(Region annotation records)
..........

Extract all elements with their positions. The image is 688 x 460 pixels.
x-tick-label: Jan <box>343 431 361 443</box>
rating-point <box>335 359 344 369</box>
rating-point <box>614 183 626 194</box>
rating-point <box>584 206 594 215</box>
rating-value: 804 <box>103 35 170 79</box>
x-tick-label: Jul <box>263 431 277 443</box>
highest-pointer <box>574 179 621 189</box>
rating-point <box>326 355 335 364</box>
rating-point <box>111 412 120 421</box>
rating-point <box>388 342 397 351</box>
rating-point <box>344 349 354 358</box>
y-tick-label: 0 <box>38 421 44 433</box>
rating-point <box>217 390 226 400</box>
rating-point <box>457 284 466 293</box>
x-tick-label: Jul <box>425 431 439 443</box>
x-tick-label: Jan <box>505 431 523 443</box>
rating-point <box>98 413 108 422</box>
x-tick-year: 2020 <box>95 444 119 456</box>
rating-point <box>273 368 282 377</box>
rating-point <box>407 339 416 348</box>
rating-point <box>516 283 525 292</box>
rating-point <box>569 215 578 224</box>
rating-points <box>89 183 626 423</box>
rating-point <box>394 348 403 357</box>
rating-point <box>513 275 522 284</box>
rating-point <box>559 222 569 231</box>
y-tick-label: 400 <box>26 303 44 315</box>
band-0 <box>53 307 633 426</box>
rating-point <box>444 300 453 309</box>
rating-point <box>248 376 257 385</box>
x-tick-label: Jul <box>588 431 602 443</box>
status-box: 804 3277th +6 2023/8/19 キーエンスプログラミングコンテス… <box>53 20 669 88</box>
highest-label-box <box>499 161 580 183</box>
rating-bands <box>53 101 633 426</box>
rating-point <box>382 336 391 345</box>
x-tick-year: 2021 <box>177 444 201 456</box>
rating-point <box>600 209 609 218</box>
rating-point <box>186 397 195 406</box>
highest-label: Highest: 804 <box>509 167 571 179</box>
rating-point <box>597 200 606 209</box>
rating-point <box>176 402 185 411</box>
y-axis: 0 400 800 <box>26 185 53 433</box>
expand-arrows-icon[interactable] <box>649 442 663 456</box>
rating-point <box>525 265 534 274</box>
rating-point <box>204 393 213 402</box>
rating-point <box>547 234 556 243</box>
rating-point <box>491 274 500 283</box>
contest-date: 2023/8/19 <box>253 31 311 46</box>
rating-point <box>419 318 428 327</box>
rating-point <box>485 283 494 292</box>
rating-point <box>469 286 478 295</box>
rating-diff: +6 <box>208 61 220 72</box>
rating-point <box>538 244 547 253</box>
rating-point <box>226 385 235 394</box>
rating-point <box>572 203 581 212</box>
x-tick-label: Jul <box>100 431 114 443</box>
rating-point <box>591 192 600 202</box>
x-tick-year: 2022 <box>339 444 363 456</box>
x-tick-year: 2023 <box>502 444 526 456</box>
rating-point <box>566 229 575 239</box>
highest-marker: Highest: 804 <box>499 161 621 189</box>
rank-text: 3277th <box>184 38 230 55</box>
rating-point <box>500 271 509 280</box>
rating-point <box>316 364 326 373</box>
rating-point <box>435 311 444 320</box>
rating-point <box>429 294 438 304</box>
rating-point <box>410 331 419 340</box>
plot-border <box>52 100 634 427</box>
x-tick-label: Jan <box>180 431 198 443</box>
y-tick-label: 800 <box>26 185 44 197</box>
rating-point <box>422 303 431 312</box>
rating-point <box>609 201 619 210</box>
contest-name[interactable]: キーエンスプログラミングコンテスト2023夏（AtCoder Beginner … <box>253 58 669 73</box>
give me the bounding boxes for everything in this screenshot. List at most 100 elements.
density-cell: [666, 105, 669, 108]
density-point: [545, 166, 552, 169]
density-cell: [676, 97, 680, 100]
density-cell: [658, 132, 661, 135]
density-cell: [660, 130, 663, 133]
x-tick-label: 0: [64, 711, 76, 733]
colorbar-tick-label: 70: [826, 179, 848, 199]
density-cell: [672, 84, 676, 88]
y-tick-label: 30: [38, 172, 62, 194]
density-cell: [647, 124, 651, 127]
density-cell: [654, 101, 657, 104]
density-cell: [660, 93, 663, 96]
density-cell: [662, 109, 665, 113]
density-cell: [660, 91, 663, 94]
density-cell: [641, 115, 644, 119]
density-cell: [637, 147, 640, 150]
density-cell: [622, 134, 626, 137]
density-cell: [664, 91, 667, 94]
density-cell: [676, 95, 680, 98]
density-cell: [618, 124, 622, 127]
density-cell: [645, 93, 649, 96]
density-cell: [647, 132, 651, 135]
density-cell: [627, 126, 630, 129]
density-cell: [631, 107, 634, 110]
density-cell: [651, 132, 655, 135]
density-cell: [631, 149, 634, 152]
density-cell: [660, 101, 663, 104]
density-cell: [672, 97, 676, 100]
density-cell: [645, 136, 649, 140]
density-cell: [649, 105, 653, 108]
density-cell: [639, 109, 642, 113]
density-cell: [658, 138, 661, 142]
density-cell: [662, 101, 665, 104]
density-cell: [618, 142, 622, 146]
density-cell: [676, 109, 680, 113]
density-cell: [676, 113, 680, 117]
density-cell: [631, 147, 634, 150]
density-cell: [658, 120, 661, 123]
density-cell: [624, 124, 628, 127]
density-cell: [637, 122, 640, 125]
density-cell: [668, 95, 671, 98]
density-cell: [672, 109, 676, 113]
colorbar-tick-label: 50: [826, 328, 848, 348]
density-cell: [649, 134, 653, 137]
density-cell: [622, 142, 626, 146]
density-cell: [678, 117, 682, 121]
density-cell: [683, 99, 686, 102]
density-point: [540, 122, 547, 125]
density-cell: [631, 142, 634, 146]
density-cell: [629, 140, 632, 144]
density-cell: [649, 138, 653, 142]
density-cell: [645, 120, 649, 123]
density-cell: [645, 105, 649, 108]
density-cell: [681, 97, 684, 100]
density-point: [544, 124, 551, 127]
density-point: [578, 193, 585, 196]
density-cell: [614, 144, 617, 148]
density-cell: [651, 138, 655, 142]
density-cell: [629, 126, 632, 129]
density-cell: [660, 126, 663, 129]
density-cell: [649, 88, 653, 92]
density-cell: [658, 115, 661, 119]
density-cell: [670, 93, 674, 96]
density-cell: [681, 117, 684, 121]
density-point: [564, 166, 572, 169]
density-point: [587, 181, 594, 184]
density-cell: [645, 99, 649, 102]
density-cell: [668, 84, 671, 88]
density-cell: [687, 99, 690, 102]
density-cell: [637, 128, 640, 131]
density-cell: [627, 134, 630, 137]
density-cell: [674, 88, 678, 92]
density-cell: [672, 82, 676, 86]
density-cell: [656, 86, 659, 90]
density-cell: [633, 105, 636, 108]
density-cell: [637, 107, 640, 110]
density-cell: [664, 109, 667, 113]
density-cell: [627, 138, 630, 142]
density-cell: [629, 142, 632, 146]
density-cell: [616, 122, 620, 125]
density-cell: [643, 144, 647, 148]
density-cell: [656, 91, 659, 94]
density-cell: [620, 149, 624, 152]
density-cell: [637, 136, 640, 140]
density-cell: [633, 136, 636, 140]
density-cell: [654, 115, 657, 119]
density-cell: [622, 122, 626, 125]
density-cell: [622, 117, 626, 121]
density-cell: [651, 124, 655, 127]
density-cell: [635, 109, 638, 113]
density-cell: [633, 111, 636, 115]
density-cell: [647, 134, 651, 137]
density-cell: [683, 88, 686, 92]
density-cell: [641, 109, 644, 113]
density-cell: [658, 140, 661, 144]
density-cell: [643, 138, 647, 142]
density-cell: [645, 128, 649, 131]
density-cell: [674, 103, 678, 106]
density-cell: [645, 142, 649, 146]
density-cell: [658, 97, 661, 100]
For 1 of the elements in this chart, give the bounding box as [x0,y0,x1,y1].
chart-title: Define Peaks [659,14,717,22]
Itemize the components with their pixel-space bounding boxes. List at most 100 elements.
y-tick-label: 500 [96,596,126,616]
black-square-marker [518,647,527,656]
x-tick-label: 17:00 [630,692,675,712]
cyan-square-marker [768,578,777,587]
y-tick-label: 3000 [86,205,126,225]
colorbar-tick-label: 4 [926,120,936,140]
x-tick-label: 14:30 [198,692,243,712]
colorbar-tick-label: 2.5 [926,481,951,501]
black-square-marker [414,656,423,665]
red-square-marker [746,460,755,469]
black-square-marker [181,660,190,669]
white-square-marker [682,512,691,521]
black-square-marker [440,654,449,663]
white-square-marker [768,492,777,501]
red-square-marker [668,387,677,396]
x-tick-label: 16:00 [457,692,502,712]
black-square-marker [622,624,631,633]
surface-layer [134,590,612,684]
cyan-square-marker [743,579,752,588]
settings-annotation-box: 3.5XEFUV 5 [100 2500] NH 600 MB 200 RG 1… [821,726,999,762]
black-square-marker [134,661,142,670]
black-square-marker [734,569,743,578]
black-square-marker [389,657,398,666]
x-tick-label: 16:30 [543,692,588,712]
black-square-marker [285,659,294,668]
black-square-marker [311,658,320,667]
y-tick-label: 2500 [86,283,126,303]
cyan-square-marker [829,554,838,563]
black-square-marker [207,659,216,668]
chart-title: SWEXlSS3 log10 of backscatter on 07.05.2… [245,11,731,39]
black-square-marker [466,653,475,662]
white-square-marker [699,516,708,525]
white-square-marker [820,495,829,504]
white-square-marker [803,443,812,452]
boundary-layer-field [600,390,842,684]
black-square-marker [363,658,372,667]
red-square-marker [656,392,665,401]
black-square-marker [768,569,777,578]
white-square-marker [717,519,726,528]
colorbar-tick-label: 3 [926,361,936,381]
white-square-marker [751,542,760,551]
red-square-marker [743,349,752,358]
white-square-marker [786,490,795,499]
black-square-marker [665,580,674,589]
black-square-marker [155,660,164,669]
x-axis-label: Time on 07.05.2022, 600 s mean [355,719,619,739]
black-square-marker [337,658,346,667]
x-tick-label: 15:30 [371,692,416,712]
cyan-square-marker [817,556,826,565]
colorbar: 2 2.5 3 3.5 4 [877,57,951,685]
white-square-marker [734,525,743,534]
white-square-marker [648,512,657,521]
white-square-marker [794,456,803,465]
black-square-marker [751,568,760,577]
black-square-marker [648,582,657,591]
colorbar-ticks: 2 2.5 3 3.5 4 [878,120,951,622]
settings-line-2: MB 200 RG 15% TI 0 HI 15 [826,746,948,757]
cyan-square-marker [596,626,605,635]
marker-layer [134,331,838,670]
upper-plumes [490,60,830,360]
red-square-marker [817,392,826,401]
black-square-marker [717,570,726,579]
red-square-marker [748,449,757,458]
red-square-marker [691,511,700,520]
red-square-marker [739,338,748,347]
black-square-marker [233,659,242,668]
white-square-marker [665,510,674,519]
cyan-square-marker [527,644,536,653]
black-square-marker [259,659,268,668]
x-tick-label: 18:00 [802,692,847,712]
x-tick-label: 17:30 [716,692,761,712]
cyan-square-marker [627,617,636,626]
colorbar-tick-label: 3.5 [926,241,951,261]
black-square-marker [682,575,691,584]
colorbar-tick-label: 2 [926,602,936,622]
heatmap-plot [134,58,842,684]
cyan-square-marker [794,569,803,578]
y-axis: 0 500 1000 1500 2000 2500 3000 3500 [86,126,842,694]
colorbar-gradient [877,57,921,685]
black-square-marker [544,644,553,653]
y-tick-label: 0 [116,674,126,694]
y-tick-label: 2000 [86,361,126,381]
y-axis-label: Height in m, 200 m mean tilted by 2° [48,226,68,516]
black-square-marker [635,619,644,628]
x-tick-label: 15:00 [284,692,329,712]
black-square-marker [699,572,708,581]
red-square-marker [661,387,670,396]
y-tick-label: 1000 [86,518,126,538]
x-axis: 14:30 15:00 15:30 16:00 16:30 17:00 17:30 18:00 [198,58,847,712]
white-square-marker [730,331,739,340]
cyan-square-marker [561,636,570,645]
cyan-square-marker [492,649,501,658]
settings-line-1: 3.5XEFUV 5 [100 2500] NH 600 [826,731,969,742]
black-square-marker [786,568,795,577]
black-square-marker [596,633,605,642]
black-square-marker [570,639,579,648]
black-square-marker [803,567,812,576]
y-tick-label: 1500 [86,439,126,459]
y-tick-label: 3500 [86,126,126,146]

..........

* Instruction *
Rewrite the records from their first line through the line containing "rating-point <box>457 284 466 293</box>", inclusive, changing every "x-tick-label" to "month-label" and keeping everything else the same.

* Output below *
Extract all elements with their positions. The image is 688 x 460 pixels.
month-label: Jan <box>343 431 361 443</box>
rating-point <box>335 359 344 369</box>
rating-point <box>614 183 626 194</box>
rating-point <box>584 206 594 215</box>
rating-value: 804 <box>103 35 170 79</box>
month-label: Jul <box>263 431 277 443</box>
highest-pointer <box>574 179 621 189</box>
rating-point <box>326 355 335 364</box>
rating-point <box>111 412 120 421</box>
rating-point <box>388 342 397 351</box>
rating-point <box>344 349 354 358</box>
y-tick-label: 0 <box>38 421 44 433</box>
rating-point <box>217 390 226 400</box>
rating-point <box>457 284 466 293</box>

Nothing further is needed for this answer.